Objective
The data must be returned in full and exactly as given.

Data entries
....................

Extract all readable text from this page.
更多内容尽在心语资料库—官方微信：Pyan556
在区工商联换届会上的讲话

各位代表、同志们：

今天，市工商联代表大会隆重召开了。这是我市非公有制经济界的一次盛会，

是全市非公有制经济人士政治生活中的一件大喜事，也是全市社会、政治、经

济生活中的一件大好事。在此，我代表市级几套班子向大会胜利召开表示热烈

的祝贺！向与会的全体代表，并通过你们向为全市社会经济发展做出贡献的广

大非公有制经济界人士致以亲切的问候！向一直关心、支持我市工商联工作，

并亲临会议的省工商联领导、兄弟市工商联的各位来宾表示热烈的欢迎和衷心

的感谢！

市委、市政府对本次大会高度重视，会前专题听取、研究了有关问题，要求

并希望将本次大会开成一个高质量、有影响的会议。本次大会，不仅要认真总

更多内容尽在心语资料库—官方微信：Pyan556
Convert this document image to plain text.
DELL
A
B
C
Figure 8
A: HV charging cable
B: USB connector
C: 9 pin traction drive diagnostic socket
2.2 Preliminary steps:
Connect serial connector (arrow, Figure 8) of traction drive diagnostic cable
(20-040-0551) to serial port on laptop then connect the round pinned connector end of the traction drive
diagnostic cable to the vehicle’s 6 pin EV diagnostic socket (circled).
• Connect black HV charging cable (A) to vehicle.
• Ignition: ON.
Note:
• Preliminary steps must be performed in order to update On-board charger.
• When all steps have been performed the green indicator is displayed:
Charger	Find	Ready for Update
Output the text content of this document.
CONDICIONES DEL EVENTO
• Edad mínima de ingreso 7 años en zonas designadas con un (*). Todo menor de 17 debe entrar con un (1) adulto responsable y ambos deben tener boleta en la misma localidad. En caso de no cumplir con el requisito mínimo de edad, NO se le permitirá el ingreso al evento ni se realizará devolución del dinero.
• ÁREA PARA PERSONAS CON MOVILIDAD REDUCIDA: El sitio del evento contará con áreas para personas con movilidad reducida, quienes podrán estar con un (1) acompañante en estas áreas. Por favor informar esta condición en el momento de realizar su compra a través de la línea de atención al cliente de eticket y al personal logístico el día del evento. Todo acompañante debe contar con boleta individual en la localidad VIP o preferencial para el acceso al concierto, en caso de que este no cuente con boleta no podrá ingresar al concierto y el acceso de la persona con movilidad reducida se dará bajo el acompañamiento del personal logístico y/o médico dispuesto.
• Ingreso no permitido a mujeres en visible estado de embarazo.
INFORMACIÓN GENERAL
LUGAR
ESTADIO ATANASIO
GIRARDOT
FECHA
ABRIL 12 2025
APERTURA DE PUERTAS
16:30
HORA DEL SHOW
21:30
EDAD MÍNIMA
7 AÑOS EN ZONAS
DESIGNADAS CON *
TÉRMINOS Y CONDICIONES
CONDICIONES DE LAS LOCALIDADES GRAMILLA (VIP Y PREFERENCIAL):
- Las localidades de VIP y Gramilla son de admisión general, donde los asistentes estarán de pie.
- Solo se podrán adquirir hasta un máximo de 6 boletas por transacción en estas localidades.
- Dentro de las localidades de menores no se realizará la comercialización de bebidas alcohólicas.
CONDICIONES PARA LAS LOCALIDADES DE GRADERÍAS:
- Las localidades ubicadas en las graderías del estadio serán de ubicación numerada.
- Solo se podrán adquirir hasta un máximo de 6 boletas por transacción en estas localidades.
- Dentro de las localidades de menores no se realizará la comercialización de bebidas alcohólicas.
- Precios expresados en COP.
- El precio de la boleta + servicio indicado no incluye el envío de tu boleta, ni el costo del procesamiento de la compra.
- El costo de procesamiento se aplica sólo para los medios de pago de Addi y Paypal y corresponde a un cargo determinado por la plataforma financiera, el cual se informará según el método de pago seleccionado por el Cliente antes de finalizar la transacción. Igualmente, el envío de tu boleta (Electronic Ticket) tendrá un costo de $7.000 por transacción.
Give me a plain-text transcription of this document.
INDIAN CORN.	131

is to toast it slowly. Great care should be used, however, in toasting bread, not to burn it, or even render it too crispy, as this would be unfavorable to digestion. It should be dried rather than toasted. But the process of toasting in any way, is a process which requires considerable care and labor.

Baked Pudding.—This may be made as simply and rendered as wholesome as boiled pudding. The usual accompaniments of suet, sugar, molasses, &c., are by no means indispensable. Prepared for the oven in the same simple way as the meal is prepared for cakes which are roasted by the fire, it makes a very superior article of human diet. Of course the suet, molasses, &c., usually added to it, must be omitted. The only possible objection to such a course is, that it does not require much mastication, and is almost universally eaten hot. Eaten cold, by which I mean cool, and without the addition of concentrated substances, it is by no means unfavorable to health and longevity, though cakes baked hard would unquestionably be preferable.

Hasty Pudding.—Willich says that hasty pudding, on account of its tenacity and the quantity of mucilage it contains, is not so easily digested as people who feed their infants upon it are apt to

....................

Finished task
Extract all readable text from this page.
更多内容尽在心语资料库—官方微信：Pyan556
在区工商联换届会上的讲话

各位代表、同志们：

今天，市工商联代表大会隆重召开了。这是我市非公有制经济界的一次盛会，

是全市非公有制经济人士政治生活中的一件大喜事，也是全市社会、政治、经

济生活中的一件大好事。在此，我代表市级几套班子向大会胜利召开表示热烈

的祝贺！向与会的全体代表，并通过你们向为全市社会经济发展做出贡献的广

大非公有制经济界人士致以亲切的问候！向一直关心、支持我市工商联工作，

并亲临会议的省工商联领导、兄弟市工商联的各位来宾表示热烈的欢迎和衷心

的感谢！

市委、市政府对本次大会高度重视，会前专题听取、研究了有关问题，要求

并希望将本次大会开成一个高质量、有影响的会议。本次大会，不仅要认真总

更多内容尽在心语资料库—官方微信：Pyan556
Convert this document image to plain text.
DELL
A
B
C
Figure 8
A: HV charging cable
B: USB connector
C: 9 pin traction drive diagnostic socket
2.2 Preliminary steps:
Connect serial connector (arrow, Figure 8) of traction drive diagnostic cable
(20-040-0551) to serial port on laptop then connect the round pinned connector end of the traction drive
diagnostic cable to the vehicle’s 6 pin EV diagnostic socket (circled).
• Connect black HV charging cable (A) to vehicle.
• Ignition: ON.
Note:
• Preliminary steps must be performed in order to update On-board charger.
• When all steps have been performed the green indicator is displayed:
Charger	Find	Ready for Update
Output the text content of this document.
CONDICIONES DEL EVENTO
• Edad mínima de ingreso 7 años en zonas designadas con un (*). Todo menor de 17 debe entrar con un (1) adulto responsable y ambos deben tener boleta en la misma localidad. En caso de no cumplir con el requisito mínimo de edad, NO se le permitirá el ingreso al evento ni se realizará devolución del dinero.
• ÁREA PARA PERSONAS CON MOVILIDAD REDUCIDA: El sitio del evento contará con áreas para personas con movilidad reducida, quienes podrán estar con un (1) acompañante en estas áreas. Por favor informar esta condición en el momento de realizar su compra a través de la línea de atención al cliente de eticket y al personal logístico el día del evento. Todo acompañante debe contar con boleta individual en la localidad VIP o preferencial para el acceso al concierto, en caso de que este no cuente con boleta no podrá ingresar al concierto y el acceso de la persona con movilidad reducida se dará bajo el acompañamiento del personal logístico y/o médico dispuesto.
• Ingreso no permitido a mujeres en visible estado de embarazo.
INFORMACIÓN GENERAL
LUGAR
ESTADIO ATANASIO
GIRARDOT
FECHA
ABRIL 12 2025
APERTURA DE PUERTAS
16:30
HORA DEL SHOW
21:30
EDAD MÍNIMA
7 AÑOS EN ZONAS
DESIGNADAS CON *
TÉRMINOS Y CONDICIONES
CONDICIONES DE LAS LOCALIDADES GRAMILLA (VIP Y PREFERENCIAL):
- Las localidades de VIP y Gramilla son de admisión general, donde los asistentes estarán de pie.
- Solo se podrán adquirir hasta un máximo de 6 boletas por transacción en estas localidades.
- Dentro de las localidades de menores no se realizará la comercialización de bebidas alcohólicas.
CONDICIONES PARA LAS LOCALIDADES DE GRADERÍAS:
- Las localidades ubicadas en las graderías del estadio serán de ubicación numerada.
- Solo se podrán adquirir hasta un máximo de 6 boletas por transacción en estas localidades.
- Dentro de las localidades de menores no se realizará la comercialización de bebidas alcohólicas.
- Precios expresados en COP.
- El precio de la boleta + servicio indicado no incluye el envío de tu boleta, ni el costo del procesamiento de la compra.
- El costo de procesamiento se aplica sólo para los medios de pago de Addi y Paypal y corresponde a un cargo determinado por la plataforma financiera, el cual se informará según el método de pago seleccionado por el Cliente antes de finalizar la transacción. Igualmente, el envío de tu boleta (Electronic Ticket) tendrá un costo de $7.000 por transacción.
Give me a plain-text transcription of this document.
INDIAN CORN.	131

is to toast it slowly. Great care should be used, however, in toasting bread, not to burn it, or even render it too crispy, as this would be unfavorable to digestion. It should be dried rather than toasted. But the process of toasting in any way, is a process which requires considerable care and labor.

Baked Pudding.—This may be made as simply and rendered as wholesome as boiled pudding. The usual accompaniments of suet, sugar, molasses, &c., are by no means indispensable. Prepared for the oven in the same simple way as the meal is prepared for cakes which are roasted by the fire, it makes a very superior article of human diet. Of course the suet, molasses, &c., usually added to it, must be omitted. The only possible objection to such a course is, that it does not require much mastication, and is almost universally eaten hot. Eaten cold, by which I mean cool, and without the addition of concentrated substances, it is by no means unfavorable to health and longevity, though cakes baked hard would unquestionably be preferable.

Hasty Pudding.—Willich says that hasty pudding, on account of its tenacity and the quantity of mucilage it contains, is not so easily digested as people who feed their infants upon it are apt to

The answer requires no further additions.